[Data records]
--------

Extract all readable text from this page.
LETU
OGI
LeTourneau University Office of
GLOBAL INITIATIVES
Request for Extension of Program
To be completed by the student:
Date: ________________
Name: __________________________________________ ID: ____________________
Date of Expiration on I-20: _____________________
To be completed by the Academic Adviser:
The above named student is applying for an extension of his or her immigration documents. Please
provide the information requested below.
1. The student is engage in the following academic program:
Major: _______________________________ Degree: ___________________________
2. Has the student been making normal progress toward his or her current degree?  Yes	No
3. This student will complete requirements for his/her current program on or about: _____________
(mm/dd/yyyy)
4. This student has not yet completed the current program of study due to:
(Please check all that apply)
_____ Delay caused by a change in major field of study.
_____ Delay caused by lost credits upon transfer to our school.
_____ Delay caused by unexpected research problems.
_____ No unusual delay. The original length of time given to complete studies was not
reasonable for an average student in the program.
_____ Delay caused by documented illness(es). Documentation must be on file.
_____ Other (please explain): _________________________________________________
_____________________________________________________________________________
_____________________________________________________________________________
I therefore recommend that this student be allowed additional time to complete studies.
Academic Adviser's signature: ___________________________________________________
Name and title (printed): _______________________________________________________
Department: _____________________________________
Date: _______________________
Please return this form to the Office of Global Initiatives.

--------

**Task to complete**
Scan the listing above for the word "studies" and show each line where it is found.

**Result below**
_____ No unusual delay. The original length of time given to complete studies was not
I therefore recommend that this student be allowed additional time to complete studies.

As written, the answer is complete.